## [Exercise brief]
Copy the lines that follow, keeping every character the same.

[Entries taken from a collection]
--------------------
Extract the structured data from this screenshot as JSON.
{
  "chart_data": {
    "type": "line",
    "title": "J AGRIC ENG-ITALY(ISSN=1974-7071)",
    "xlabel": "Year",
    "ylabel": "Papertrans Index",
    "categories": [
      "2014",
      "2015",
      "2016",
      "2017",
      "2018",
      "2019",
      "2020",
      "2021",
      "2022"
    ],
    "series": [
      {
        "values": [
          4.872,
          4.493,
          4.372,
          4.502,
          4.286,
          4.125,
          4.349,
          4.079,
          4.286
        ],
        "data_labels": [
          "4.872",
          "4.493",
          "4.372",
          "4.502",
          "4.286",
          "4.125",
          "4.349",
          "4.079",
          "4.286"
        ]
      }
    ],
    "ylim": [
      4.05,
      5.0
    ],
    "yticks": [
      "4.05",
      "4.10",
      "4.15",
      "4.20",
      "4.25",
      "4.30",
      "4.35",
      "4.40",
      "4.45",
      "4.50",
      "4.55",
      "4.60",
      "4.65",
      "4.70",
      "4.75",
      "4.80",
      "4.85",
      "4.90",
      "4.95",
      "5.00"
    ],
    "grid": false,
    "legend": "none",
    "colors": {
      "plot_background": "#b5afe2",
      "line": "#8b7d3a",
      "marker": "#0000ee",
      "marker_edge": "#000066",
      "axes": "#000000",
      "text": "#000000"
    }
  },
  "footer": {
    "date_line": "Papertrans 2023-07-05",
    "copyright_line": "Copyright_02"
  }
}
--------------------
## [Completed task]
Extract the structured data from this screenshot as JSON.
{
  "chart_data": {
    "type": "line",
    "title": "J AGRIC ENG-ITALY(ISSN=1974-7071)",
    "xlabel": "Year",
    "ylabel": "Papertrans Index",
    "categories": [
      "2014",
      "2015",
      "2016",
      "2017",
      "2018",
      "2019",
      "2020",
      "2021",
      "2022"
    ],
    "series": [
      {
        "values": [
          4.872,
          4.493,
          4.372,
          4.502,
          4.286,
          4.125,
          4.349,
          4.079,
          4.286
        ],
        "data_labels": [
          "4.872",
          "4.493",
          "4.372",
          "4.502",
          "4.286",
          "4.125",
          "4.349",
          "4.079",
          "4.286"
        ]
      }
    ],
    "ylim": [
      4.05,
      5.0
    ],
    "yticks": [
      "4.05",
      "4.10",
      "4.15",
      "4.20",
      "4.25",
      "4.30",
      "4.35",
      "4.40",
      "4.45",
      "4.50",
      "4.55",
      "4.60",
      "4.65",
      "4.70",
      "4.75",
      "4.80",
      "4.85",
      "4.90",
      "4.95",
      "5.00"
    ],
    "grid": false,
    "legend": "none",
    "colors": {
      "plot_background": "#b5afe2",
      "line": "#8b7d3a",
      "marker": "#0000ee",
      "marker_edge": "#000066",
      "axes": "#000000",
      "text": "#000000"
    }
  },
  "footer": {
    "date_line": "Papertrans 2023-07-05",
    "copyright_line": "Copyright_02"
  }
}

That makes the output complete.